> Work to be completed: Output the material beneath exactly, leaving nothing out.

> Recorded data:
+++++

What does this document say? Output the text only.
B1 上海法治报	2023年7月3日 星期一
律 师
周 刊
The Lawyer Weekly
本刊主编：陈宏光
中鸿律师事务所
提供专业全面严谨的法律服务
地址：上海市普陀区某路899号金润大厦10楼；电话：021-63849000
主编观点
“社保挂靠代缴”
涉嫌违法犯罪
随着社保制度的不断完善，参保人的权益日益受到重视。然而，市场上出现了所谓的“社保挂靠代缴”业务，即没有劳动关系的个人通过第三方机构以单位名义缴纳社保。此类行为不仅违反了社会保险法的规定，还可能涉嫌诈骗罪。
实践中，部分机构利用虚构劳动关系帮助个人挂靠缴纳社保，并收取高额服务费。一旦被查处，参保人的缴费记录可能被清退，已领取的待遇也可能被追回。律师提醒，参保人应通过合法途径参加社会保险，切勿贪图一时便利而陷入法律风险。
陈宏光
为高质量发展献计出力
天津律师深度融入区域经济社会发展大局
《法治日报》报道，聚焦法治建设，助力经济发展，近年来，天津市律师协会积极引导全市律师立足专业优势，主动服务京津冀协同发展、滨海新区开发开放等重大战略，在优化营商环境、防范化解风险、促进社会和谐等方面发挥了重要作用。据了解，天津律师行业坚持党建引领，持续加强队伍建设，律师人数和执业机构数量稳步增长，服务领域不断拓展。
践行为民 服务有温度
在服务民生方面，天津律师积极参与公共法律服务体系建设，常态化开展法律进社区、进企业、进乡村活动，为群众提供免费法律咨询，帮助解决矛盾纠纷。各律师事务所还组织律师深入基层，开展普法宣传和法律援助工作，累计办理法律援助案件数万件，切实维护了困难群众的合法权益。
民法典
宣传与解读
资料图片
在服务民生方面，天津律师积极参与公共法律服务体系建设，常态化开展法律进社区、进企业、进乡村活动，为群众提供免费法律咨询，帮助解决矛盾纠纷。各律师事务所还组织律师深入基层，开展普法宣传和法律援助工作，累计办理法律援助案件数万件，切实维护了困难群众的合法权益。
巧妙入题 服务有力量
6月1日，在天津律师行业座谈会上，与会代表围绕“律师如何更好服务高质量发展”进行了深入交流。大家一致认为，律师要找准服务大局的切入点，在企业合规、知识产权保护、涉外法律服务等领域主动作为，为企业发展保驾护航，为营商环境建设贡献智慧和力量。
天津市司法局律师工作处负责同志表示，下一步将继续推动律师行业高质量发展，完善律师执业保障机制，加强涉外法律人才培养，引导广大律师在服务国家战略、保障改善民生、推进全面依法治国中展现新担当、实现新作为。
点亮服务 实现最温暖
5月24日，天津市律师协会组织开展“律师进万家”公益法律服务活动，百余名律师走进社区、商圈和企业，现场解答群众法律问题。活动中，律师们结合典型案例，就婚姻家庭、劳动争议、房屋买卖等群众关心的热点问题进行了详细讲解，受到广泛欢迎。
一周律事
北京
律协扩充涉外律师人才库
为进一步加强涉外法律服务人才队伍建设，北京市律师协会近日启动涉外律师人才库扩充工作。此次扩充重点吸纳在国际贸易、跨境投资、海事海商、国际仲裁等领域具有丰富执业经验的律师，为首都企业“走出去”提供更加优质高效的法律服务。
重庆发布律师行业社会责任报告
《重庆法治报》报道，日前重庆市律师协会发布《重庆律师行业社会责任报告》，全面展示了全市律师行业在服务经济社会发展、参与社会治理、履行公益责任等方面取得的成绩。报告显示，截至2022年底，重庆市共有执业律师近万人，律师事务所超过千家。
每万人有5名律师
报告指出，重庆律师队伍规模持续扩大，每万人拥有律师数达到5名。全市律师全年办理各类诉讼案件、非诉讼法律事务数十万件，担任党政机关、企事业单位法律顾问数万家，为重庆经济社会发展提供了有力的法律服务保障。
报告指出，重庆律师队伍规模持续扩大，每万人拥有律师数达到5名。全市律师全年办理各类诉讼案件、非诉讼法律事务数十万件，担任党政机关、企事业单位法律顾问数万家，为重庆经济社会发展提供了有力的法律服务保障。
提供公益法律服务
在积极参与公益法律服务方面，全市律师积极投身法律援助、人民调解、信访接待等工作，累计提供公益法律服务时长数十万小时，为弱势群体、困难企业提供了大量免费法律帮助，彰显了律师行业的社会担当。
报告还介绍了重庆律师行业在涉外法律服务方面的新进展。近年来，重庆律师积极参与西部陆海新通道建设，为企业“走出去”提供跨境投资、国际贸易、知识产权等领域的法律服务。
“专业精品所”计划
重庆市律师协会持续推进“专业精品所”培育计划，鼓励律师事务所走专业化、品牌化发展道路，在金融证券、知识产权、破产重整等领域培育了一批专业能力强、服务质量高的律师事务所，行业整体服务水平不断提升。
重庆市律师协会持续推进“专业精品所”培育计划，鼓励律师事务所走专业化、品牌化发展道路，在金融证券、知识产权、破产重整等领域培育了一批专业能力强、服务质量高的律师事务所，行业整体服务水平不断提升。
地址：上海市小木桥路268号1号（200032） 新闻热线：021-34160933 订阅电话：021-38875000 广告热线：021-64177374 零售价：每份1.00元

+++++

> Written reply:
What does this document say? Output the text only.
B1 上海法治报	2023年7月3日 星期一
律 师
周 刊
The Lawyer Weekly
本刊主编：陈宏光
中鸿律师事务所
提供专业全面严谨的法律服务
地址：上海市普陀区某路899号金润大厦10楼；电话：021-63849000
主编观点
“社保挂靠代缴”
涉嫌违法犯罪
随着社保制度的不断完善，参保人的权益日益受到重视。然而，市场上出现了所谓的“社保挂靠代缴”业务，即没有劳动关系的个人通过第三方机构以单位名义缴纳社保。此类行为不仅违反了社会保险法的规定，还可能涉嫌诈骗罪。
实践中，部分机构利用虚构劳动关系帮助个人挂靠缴纳社保，并收取高额服务费。一旦被查处，参保人的缴费记录可能被清退，已领取的待遇也可能被追回。律师提醒，参保人应通过合法途径参加社会保险，切勿贪图一时便利而陷入法律风险。
陈宏光
为高质量发展献计出力
天津律师深度融入区域经济社会发展大局
《法治日报》报道，聚焦法治建设，助力经济发展，近年来，天津市律师协会积极引导全市律师立足专业优势，主动服务京津冀协同发展、滨海新区开发开放等重大战略，在优化营商环境、防范化解风险、促进社会和谐等方面发挥了重要作用。据了解，天津律师行业坚持党建引领，持续加强队伍建设，律师人数和执业机构数量稳步增长，服务领域不断拓展。
践行为民 服务有温度
在服务民生方面，天津律师积极参与公共法律服务体系建设，常态化开展法律进社区、进企业、进乡村活动，为群众提供免费法律咨询，帮助解决矛盾纠纷。各律师事务所还组织律师深入基层，开展普法宣传和法律援助工作，累计办理法律援助案件数万件，切实维护了困难群众的合法权益。
民法典
宣传与解读
资料图片
在服务民生方面，天津律师积极参与公共法律服务体系建设，常态化开展法律进社区、进企业、进乡村活动，为群众提供免费法律咨询，帮助解决矛盾纠纷。各律师事务所还组织律师深入基层，开展普法宣传和法律援助工作，累计办理法律援助案件数万件，切实维护了困难群众的合法权益。
巧妙入题 服务有力量
6月1日，在天津律师行业座谈会上，与会代表围绕“律师如何更好服务高质量发展”进行了深入交流。大家一致认为，律师要找准服务大局的切入点，在企业合规、知识产权保护、涉外法律服务等领域主动作为，为企业发展保驾护航，为营商环境建设贡献智慧和力量。
天津市司法局律师工作处负责同志表示，下一步将继续推动律师行业高质量发展，完善律师执业保障机制，加强涉外法律人才培养，引导广大律师在服务国家战略、保障改善民生、推进全面依法治国中展现新担当、实现新作为。
点亮服务 实现最温暖
5月24日，天津市律师协会组织开展“律师进万家”公益法律服务活动，百余名律师走进社区、商圈和企业，现场解答群众法律问题。活动中，律师们结合典型案例，就婚姻家庭、劳动争议、房屋买卖等群众关心的热点问题进行了详细讲解，受到广泛欢迎。
一周律事
北京
律协扩充涉外律师人才库
为进一步加强涉外法律服务人才队伍建设，北京市律师协会近日启动涉外律师人才库扩充工作。此次扩充重点吸纳在国际贸易、跨境投资、海事海商、国际仲裁等领域具有丰富执业经验的律师，为首都企业“走出去”提供更加优质高效的法律服务。
重庆发布律师行业社会责任报告
《重庆法治报》报道，日前重庆市律师协会发布《重庆律师行业社会责任报告》，全面展示了全市律师行业在服务经济社会发展、参与社会治理、履行公益责任等方面取得的成绩。报告显示，截至2022年底，重庆市共有执业律师近万人，律师事务所超过千家。
每万人有5名律师
报告指出，重庆律师队伍规模持续扩大，每万人拥有律师数达到5名。全市律师全年办理各类诉讼案件、非诉讼法律事务数十万件，担任党政机关、企事业单位法律顾问数万家，为重庆经济社会发展提供了有力的法律服务保障。
报告指出，重庆律师队伍规模持续扩大，每万人拥有律师数达到5名。全市律师全年办理各类诉讼案件、非诉讼法律事务数十万件，担任党政机关、企事业单位法律顾问数万家，为重庆经济社会发展提供了有力的法律服务保障。
提供公益法律服务
在积极参与公益法律服务方面，全市律师积极投身法律援助、人民调解、信访接待等工作，累计提供公益法律服务时长数十万小时，为弱势群体、困难企业提供了大量免费法律帮助，彰显了律师行业的社会担当。
报告还介绍了重庆律师行业在涉外法律服务方面的新进展。近年来，重庆律师积极参与西部陆海新通道建设，为企业“走出去”提供跨境投资、国际贸易、知识产权等领域的法律服务。
“专业精品所”计划
重庆市律师协会持续推进“专业精品所”培育计划，鼓励律师事务所走专业化、品牌化发展道路，在金融证券、知识产权、破产重整等领域培育了一批专业能力强、服务质量高的律师事务所，行业整体服务水平不断提升。
重庆市律师协会持续推进“专业精品所”培育计划，鼓励律师事务所走专业化、品牌化发展道路，在金融证券、知识产权、破产重整等领域培育了一批专业能力强、服务质量高的律师事务所，行业整体服务水平不断提升。
地址：上海市小木桥路268号1号（200032） 新闻热线：021-34160933 订阅电话：021-38875000 广告热线：021-64177374 零售价：每份1.00元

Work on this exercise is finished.